Start Provided records

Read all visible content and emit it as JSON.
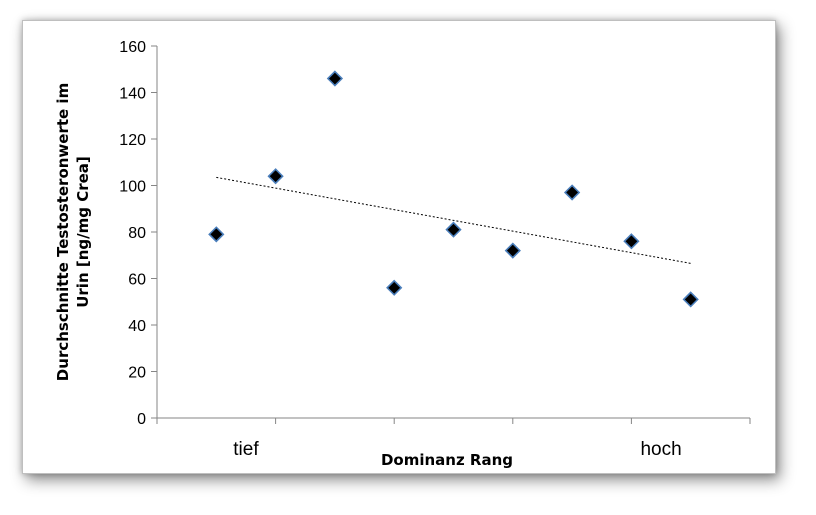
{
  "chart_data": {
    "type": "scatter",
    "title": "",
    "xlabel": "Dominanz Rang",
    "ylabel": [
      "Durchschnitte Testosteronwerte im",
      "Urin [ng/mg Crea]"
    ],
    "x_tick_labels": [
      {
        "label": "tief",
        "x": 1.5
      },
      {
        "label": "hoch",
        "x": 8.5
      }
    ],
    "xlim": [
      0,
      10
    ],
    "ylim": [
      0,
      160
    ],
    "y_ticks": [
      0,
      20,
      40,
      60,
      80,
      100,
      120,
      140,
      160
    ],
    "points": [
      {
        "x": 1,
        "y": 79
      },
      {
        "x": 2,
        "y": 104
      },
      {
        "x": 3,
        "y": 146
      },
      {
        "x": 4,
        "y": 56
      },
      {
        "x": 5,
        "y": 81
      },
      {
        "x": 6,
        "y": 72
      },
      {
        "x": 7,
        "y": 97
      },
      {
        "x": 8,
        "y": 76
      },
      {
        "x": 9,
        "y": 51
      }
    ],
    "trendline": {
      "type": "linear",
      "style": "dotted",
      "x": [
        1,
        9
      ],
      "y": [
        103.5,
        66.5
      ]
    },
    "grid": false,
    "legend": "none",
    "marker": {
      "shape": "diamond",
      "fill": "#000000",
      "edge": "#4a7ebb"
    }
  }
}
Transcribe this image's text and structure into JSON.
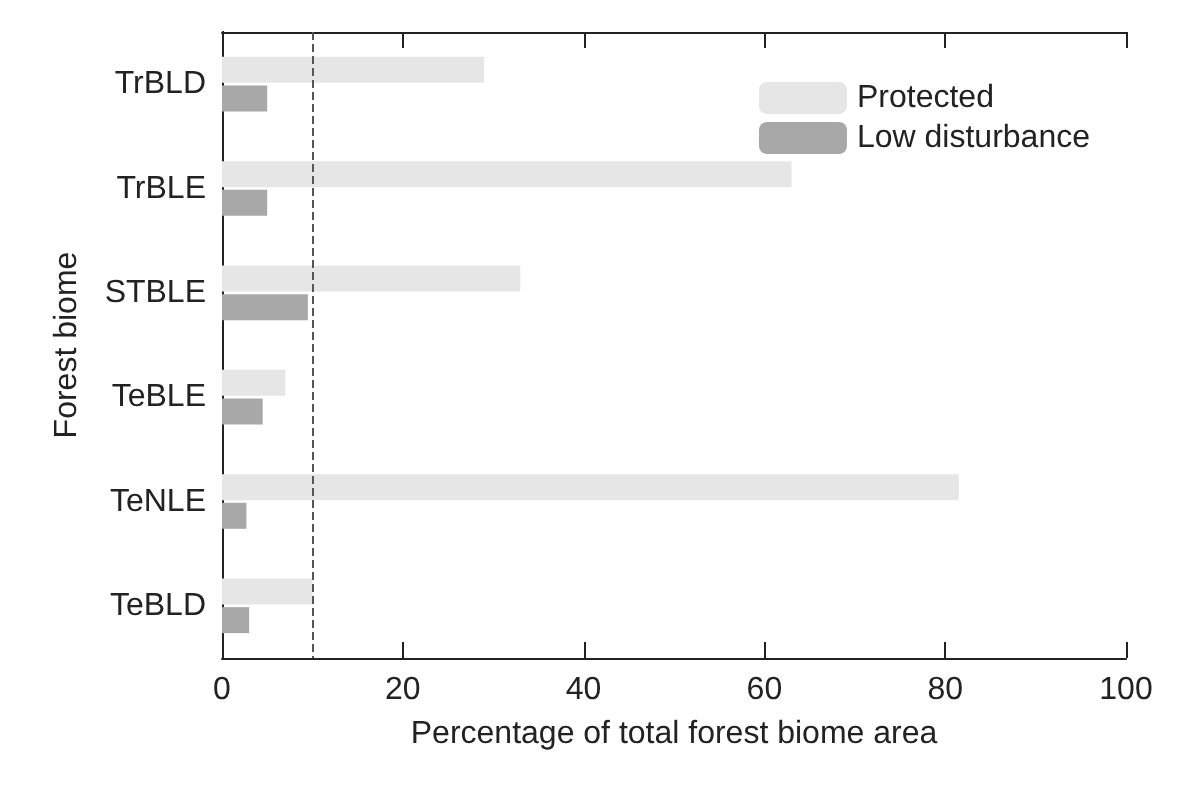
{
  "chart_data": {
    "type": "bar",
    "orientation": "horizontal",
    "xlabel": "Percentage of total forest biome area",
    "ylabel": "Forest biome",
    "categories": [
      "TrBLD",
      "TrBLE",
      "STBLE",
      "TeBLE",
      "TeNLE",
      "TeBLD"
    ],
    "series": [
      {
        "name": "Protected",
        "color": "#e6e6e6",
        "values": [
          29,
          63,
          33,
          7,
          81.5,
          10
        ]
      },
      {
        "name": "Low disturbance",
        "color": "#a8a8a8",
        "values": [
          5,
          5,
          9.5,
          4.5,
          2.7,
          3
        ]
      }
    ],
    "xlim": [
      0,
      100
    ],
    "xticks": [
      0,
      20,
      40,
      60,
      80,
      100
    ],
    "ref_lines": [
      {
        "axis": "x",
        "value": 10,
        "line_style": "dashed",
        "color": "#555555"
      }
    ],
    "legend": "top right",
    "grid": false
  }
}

End Provided records

**Challenge**
In the material above, tally every line with the string "biome" in it, then give that number alone.

**Written solution**
2